— Begin Text block —

Changing the Structure of Your Model
MDS does not version metadata changes. Any changes to the model structure affect all open and committed versions. If an attribute or entity is deleted, for example, all history for that attribute or entity is lost from all versions forever. When you need to maintain historic data, we suggest that you use security permissions to hide attributes or entities instead of deleting them. You can also hide attributes by setting the display width to zero or by not adding them to attribute groups.
When you add an attribute or entity, the model structure is updated in all versions as well. You can add the corresponding data to any version of the model; if you add data to a later version, the structure exists in the earlier versions, but the data does not.
Sometimes users and downstream systems need to be certain that all data has been validated and reviewed. Because MDS allows incomplete members to be added to the system and encourages users to manage the data creation and correction workflow from within MDS entities, it may not be reliable for external production systems to use open or locked versions. Only committed versions ensure that all members in every entity within the model have passed all business rules successfully. Once a version is committed, no additional changes can be made to the data, and the status of the version cannot be changed.
Chapter 8: SQL Server 2012 MDS Add-In for Excel
More master data is stored in Excel than in any other application on the planet. Some smaller companies use this solution because it is cost effective and easy to use. Others use it to store their “homeless” data in worksheets because it is the tool they are most comfortable with. Even the largest organizations with the greatest, most well-designed MDM systems available struggle with the propagation of master data in Excel.
In SQL Server 2012, the Master Data Services team has attempted to harness the power of Excel to give users all the security, audit, and management features of MDS in a package that Information Workers are most comfortable with. In this chapter we will explore working with MDS data in Excel and the benefits of doing so.
Using the combination of Excel and MDS as a data management tool can provide organizations with significant advantages. Excel is a natural platform for staging data from a variety of sources. Its built-in data functionality can be used to parse and cleanse data before loading the data into MDS. The developer interfaces, whether code, macros, or formulas, can provide additional custom automation in a rapid fashion, without voiding any support in the MDS solution.
Many of Excel’s limitations are also addressed by using it in conjunction with Master Data Services. Data sharing, security, and transaction logging have always posed problems that spreadsheet designers have struggled to solve. One of the biggest concerns with storing data in Excel is the lack of security and central management. Using the MDS Add-In for Excel can alleviate many of these concerns.
Working with MDS Data in Excel
The Master Data Service Add-In for Excel will allow you to load entity data into a worksheet as an Excel formatted table. An Excel table is really a perfect environment to review and manage reasonable amounts of data from Master Data Services. Filtering, sorting, and formula functions can be used to review the data in a friendly format without destroying the ability to write back to the server. Data can also be taken “‘offline”’ and modified without connectivity and then published back to MDS when connectivity has been restored.

— End Text block —

• [Directive 1] According to the MDS passage, which versions ensure that all members in every entity within the model have passed all business rules?
The MDS passage and the records come from unrelated sources.

— Begin The data —

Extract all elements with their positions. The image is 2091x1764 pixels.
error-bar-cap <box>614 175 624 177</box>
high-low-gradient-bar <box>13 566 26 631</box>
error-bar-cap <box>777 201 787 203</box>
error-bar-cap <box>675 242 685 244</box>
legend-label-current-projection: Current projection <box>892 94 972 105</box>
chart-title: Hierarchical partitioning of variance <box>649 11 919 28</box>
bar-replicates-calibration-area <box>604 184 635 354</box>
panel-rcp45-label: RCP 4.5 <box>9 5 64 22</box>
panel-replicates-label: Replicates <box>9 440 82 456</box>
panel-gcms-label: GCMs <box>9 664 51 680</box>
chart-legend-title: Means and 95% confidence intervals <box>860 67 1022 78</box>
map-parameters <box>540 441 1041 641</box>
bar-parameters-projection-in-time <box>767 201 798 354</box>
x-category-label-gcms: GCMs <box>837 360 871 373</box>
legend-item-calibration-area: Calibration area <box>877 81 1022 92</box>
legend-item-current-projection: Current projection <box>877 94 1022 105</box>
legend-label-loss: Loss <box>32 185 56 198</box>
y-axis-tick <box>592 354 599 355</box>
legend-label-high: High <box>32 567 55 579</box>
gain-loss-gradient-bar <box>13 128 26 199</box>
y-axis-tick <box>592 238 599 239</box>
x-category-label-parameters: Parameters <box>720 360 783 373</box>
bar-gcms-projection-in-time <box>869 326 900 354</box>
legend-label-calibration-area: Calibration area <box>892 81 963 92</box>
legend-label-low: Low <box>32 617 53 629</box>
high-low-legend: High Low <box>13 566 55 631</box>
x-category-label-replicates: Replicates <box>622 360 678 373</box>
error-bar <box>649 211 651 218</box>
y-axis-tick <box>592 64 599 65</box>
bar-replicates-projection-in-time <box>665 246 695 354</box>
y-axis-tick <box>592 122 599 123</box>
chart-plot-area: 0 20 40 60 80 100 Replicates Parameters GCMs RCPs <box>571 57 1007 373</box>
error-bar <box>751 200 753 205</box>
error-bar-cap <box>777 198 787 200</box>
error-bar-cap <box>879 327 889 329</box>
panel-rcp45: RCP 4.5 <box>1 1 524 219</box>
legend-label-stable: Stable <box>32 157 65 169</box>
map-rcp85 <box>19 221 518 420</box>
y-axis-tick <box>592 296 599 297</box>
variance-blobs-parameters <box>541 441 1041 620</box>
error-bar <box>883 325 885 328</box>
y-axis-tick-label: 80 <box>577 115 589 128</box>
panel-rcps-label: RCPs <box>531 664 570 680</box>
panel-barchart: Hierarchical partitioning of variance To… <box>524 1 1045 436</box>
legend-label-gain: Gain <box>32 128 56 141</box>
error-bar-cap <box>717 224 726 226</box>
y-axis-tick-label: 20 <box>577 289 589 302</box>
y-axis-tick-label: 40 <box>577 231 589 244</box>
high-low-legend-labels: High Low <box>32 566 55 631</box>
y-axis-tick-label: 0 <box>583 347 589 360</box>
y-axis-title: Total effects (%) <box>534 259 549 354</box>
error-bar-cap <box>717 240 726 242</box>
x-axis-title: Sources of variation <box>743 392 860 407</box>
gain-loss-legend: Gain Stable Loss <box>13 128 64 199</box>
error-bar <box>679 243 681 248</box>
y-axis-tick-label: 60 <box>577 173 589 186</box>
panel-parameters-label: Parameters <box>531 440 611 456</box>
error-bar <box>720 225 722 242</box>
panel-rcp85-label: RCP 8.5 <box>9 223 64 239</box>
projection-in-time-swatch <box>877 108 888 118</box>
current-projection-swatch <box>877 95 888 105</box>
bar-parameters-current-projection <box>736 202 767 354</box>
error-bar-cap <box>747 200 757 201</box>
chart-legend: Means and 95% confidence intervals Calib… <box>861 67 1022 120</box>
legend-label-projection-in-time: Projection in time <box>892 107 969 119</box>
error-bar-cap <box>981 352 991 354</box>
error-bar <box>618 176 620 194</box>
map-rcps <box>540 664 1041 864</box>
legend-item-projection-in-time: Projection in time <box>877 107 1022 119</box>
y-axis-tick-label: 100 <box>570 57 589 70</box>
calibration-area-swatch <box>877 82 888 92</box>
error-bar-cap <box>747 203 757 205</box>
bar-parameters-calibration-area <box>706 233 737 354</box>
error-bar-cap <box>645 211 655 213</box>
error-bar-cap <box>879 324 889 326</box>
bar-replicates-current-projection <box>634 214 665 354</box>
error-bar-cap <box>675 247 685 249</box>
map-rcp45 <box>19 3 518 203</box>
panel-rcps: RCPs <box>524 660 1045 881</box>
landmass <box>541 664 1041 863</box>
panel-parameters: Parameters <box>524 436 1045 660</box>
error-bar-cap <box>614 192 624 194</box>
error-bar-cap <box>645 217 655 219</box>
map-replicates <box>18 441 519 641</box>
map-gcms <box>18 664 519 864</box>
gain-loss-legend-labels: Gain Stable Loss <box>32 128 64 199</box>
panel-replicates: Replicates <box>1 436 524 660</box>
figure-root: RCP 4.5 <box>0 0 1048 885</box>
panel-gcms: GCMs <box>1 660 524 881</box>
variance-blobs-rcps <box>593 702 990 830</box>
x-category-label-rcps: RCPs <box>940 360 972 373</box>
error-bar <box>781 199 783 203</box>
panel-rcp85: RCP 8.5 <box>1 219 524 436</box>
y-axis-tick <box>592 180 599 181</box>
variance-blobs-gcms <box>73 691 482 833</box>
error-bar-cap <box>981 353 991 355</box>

— End The data —

• [Directive 2] Please copy out the part of the records that opens with their first line and closes with the line containing "chart-title: Hierarchical partitioning", both lines included.

• [Exercise solution 1] Only committed versions.

• [Exercise solution 2]
Extract all elements with their positions. The image is 2091x1764 pixels.
error-bar-cap <box>614 175 624 177</box>
high-low-gradient-bar <box>13 566 26 631</box>
error-bar-cap <box>777 201 787 203</box>
error-bar-cap <box>675 242 685 244</box>
legend-label-current-projection: Current projection <box>892 94 972 105</box>
chart-title: Hierarchical partitioning of variance <box>649 11 919 28</box>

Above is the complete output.